(Data excerpts)
◆ ◆ ◆ ◆

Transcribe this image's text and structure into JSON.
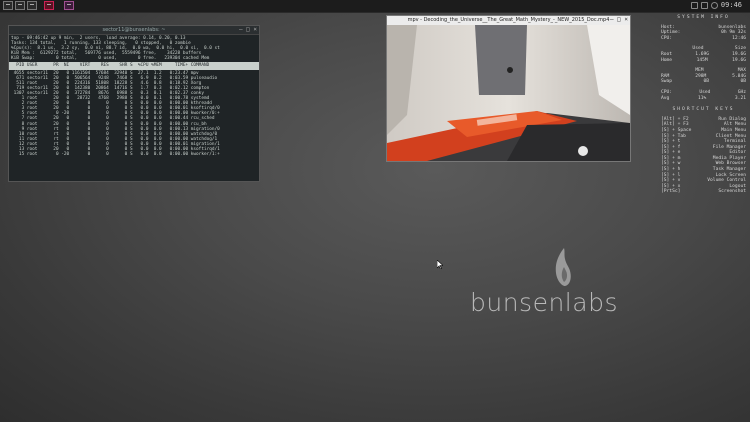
{
  "panel": {
    "launchers": [
      "terminal-icon",
      "file-manager-icon",
      "terminal-icon",
      "window-icon",
      "media-icon"
    ],
    "clock": "09:46"
  },
  "terminal": {
    "title": "sector11@bunsenlabs: ~",
    "header_lines": [
      "top - 09:46:42 up 9 min,  2 users,  load average: 0.14, 0.20, 0.13",
      "Tasks: 134 total,   1 running, 133 sleeping,   0 stopped,   0 zombie",
      "%Cpu(s):  8.1 us,  3.2 sy,  0.0 ni, 88.7 id,  0.0 wa,  0.0 hi,  0.0 si,  0.0 st",
      "KiB Mem :  6129272 total,   569776 used,  5559496 free,    34228 buffers",
      "KiB Swap:        0 total,        0 used,        0 free.   239304 cached Mem"
    ],
    "table_header": "  PID USER      PR  NI    VIRT    RES    SHR S  %CPU %MEM     TIME+ COMMAND",
    "rows": [
      " 4655 sector11  20   0 1161504  57684  32940 S  27.1  1.2   0:23.47 mpv",
      "  671 sector11  20   0  506564   9248   7468 S   6.9  0.2   0:03.59 pulseaudio",
      "  511 root      20   0  224316  51808  18228 S   4.6  0.8   0:18.92 Xorg",
      "  719 sector11  20   0  142380  20864  14716 S   1.7  0.3   0:02.12 compton",
      " 1307 sector11  20   0  372784   8676   6988 S   0.3  0.1   0:02.37 conky",
      "    1 root      20   0   28732   4768   2988 S   0.0  0.1   0:00.78 systemd",
      "    2 root      20   0       0      0      0 S   0.0  0.0   0:00.00 kthreadd",
      "    3 root      20   0       0      0      0 S   0.0  0.0   0:00.01 ksoftirqd/0",
      "    5 root       0 -20       0      0      0 S   0.0  0.0   0:00.00 kworker/0:+",
      "    7 root      20   0       0      0      0 S   0.0  0.0   0:00.44 rcu_sched",
      "    8 root      20   0       0      0      0 S   0.0  0.0   0:00.00 rcu_bh",
      "    9 root      rt   0       0      0      0 S   0.0  0.0   0:00.13 migration/0",
      "   10 root      rt   0       0      0      0 S   0.0  0.0   0:00.00 watchdog/0",
      "   11 root      rt   0       0      0      0 S   0.0  0.0   0:00.00 watchdog/1",
      "   12 root      rt   0       0      0      0 S   0.0  0.0   0:00.01 migration/1",
      "   13 root      20   0       0      0      0 S   0.0  0.0   0:00.00 ksoftirqd/1",
      "   15 root       0 -20       0      0      0 S   0.0  0.0   0:00.00 kworker/1:+"
    ]
  },
  "mpv": {
    "title": "mpv - Decoding_the_Universe__The_Great_Math_Mystery_-_NEW_2015_Doc.mp4"
  },
  "conky": {
    "system_title": "SYSTEM INFO",
    "host_label": "Host:",
    "host_value": "bunsenlabs",
    "uptime_label": "Uptime:",
    "uptime_value": "0h 9m 32s",
    "cpu_clock_label": "CPU:",
    "cpu_clock_value": "12:46",
    "used_label": "Used",
    "size_label": "Size",
    "root_label": "Root",
    "root_used": "1.69G",
    "root_size": "19.6G",
    "home_label": "Home",
    "home_used": "145M",
    "home_size": "19.6G",
    "mem_label": "MEM",
    "max_label": "MAX",
    "ram_label": "RAM",
    "ram_used": "298M",
    "ram_max": "5.84G",
    "swap_label": "Swap",
    "swap_used": "0B",
    "swap_max": "0B",
    "cpu_label": "CPU:",
    "cpu_used_label": "Used",
    "ghz_label": "GHz",
    "avg_label": "Avg",
    "avg_value": "11%",
    "avg_ghz": "3.21",
    "shortcut_title": "SHORTCUT KEYS",
    "shortcuts": [
      [
        "[Alt] + F2",
        "Run Dialog"
      ],
      [
        "[Alt] + F3",
        "Alt Menu"
      ],
      [
        "[S] + Space",
        "Main Menu"
      ],
      [
        "[S] + Tab",
        "Client Menu"
      ],
      [
        "[S] + t",
        "Terminal"
      ],
      [
        "[S] + f",
        "File Manager"
      ],
      [
        "[S] + e",
        "Editor"
      ],
      [
        "[S] + m",
        "Media Player"
      ],
      [
        "[S] + w",
        "Web Browser"
      ],
      [
        "[S] + h",
        "Task Manager"
      ],
      [
        "[S] + l",
        "Lock Screen"
      ],
      [
        "[S] + v",
        "Volume Control"
      ],
      [
        "[S] + x",
        "Logout"
      ],
      [
        "[PrtSc]",
        "Screenshot"
      ]
    ]
  },
  "logo": {
    "text": "bunsenlabs"
  }
}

◆ ◆ ◆ ◆

• [WHAT IS REQUIRED] Copy out all lines where the word "ksoftirqd" appears.

• [ANSWER FOR THIS EXERCISE]
      "    3 root      20   0       0      0      0 S   0.0  0.0   0:00.01 ksoftirqd/0",
      "   13 root      20   0       0      0      0 S   0.0  0.0   0:00.00 ksoftirqd/1",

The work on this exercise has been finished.